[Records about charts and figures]
______
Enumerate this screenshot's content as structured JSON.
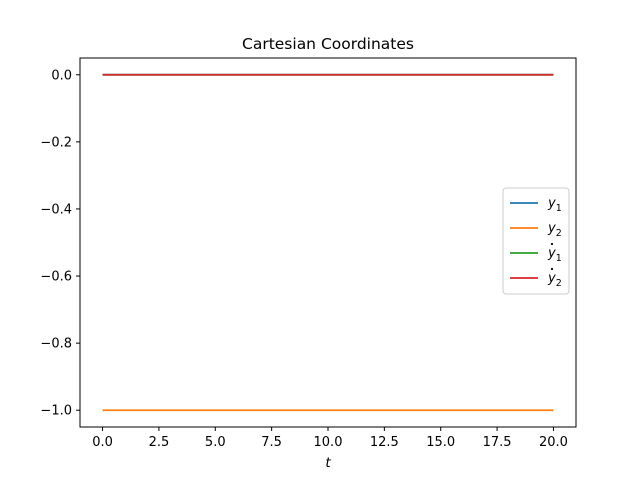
{
  "chart_data": {
    "type": "line",
    "title": "Cartesian Coordinates",
    "xlabel": "t",
    "ylabel": "",
    "xlim": [
      -1,
      21
    ],
    "ylim": [
      -1.05,
      0.05
    ],
    "xticks": [
      0.0,
      2.5,
      5.0,
      7.5,
      10.0,
      12.5,
      15.0,
      17.5,
      20.0
    ],
    "xtick_labels": [
      "0.0",
      "2.5",
      "5.0",
      "7.5",
      "10.0",
      "12.5",
      "15.0",
      "17.5",
      "20.0"
    ],
    "yticks": [
      0.0,
      -0.2,
      -0.4,
      -0.6,
      -0.8,
      -1.0
    ],
    "ytick_labels": [
      "0.0",
      "−0.2",
      "−0.4",
      "−0.6",
      "−0.8",
      "−1.0"
    ],
    "grid": false,
    "legend_position": "center-right",
    "series": [
      {
        "name": "y1",
        "base": "y",
        "sub": "1",
        "dot": false,
        "color": "#1f77b4",
        "x": [
          0,
          20
        ],
        "y": [
          0,
          0
        ]
      },
      {
        "name": "y2",
        "base": "y",
        "sub": "2",
        "dot": false,
        "color": "#ff7f0e",
        "x": [
          0,
          20
        ],
        "y": [
          -1,
          -1
        ]
      },
      {
        "name": "ẏ1",
        "base": "y",
        "sub": "1",
        "dot": true,
        "color": "#2ca02c",
        "x": [
          0,
          20
        ],
        "y": [
          0,
          0
        ]
      },
      {
        "name": "ẏ2",
        "base": "y",
        "sub": "2",
        "dot": true,
        "color": "#d62728",
        "x": [
          0,
          20
        ],
        "y": [
          0,
          0
        ]
      }
    ]
  }
}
______
Exercise objective -
Using the records above, retype everything exactly except the pictures.

Finished answer -
Enumerate this screenshot's content as structured JSON.
{
  "chart_data": {
    "type": "line",
    "title": "Cartesian Coordinates",
    "xlabel": "t",
    "ylabel": "",
    "xlim": [
      -1,
      21
    ],
    "ylim": [
      -1.05,
      0.05
    ],
    "xticks": [
      0.0,
      2.5,
      5.0,
      7.5,
      10.0,
      12.5,
      15.0,
      17.5,
      20.0
    ],
    "xtick_labels": [
      "0.0",
      "2.5",
      "5.0",
      "7.5",
      "10.0",
      "12.5",
      "15.0",
      "17.5",
      "20.0"
    ],
    "yticks": [
      0.0,
      -0.2,
      -0.4,
      -0.6,
      -0.8,
      -1.0
    ],
    "ytick_labels": [
      "0.0",
      "−0.2",
      "−0.4",
      "−0.6",
      "−0.8",
      "−1.0"
    ],
    "grid": false,
    "legend_position": "center-right",
    "series": [
      {
        "name": "y1",
        "base": "y",
        "sub": "1",
        "dot": false,
        "color": "#1f77b4",
        "x": [
          0,
          20
        ],
        "y": [
          0,
          0
        ]
      },
      {
        "name": "y2",
        "base": "y",
        "sub": "2",
        "dot": false,
        "color": "#ff7f0e",
        "x": [
          0,
          20
        ],
        "y": [
          -1,
          -1
        ]
      },
      {
        "name": "ẏ1",
        "base": "y",
        "sub": "1",
        "dot": true,
        "color": "#2ca02c",
        "x": [
          0,
          20
        ],
        "y": [
          0,
          0
        ]
      },
      {
        "name": "ẏ2",
        "base": "y",
        "sub": "2",
        "dot": true,
        "color": "#d62728",
        "x": [
          0,
          20
        ],
        "y": [
          0,
          0
        ]
      }
    ]
  }
}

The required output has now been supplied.